** Begin **

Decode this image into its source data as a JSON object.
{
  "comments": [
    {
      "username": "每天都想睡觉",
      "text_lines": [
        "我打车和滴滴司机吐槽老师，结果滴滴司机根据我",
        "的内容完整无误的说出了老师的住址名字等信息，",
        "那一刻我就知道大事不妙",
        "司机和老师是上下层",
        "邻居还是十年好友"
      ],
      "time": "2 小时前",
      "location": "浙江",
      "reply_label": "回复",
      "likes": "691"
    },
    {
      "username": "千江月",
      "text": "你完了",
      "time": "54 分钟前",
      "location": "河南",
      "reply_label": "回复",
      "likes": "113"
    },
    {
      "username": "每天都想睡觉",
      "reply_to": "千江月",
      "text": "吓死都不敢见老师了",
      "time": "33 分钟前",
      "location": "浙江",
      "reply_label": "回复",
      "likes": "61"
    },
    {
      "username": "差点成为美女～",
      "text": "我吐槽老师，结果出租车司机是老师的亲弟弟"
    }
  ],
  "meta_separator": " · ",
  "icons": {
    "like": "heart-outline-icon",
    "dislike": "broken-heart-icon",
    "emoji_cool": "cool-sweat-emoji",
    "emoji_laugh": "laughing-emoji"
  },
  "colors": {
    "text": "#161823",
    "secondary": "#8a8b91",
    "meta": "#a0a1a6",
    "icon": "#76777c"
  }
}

** End **

▶ Exercise requirements: From the listing above, extract all records word for word.

▶ Exercise output:
Decode this image into its source data as a JSON object.
{
  "comments": [
    {
      "username": "每天都想睡觉",
      "text_lines": [
        "我打车和滴滴司机吐槽老师，结果滴滴司机根据我",
        "的内容完整无误的说出了老师的住址名字等信息，",
        "那一刻我就知道大事不妙",
        "司机和老师是上下层",
        "邻居还是十年好友"
      ],
      "time": "2 小时前",
      "location": "浙江",
      "reply_label": "回复",
      "likes": "691"
    },
    {
      "username": "千江月",
      "text": "你完了",
      "time": "54 分钟前",
      "location": "河南",
      "reply_label": "回复",
      "likes": "113"
    },
    {
      "username": "每天都想睡觉",
      "reply_to": "千江月",
      "text": "吓死都不敢见老师了",
      "time": "33 分钟前",
      "location": "浙江",
      "reply_label": "回复",
      "likes": "61"
    },
    {
      "username": "差点成为美女～",
      "text": "我吐槽老师，结果出租车司机是老师的亲弟弟"
    }
  ],
  "meta_separator": " · ",
  "icons": {
    "like": "heart-outline-icon",
    "dislike": "broken-heart-icon",
    "emoji_cool": "cool-sweat-emoji",
    "emoji_laugh": "laughing-emoji"
  },
  "colors": {
    "text": "#161823",
    "secondary": "#8a8b91",
    "meta": "#a0a1a6",
    "icon": "#76777c"
  }
}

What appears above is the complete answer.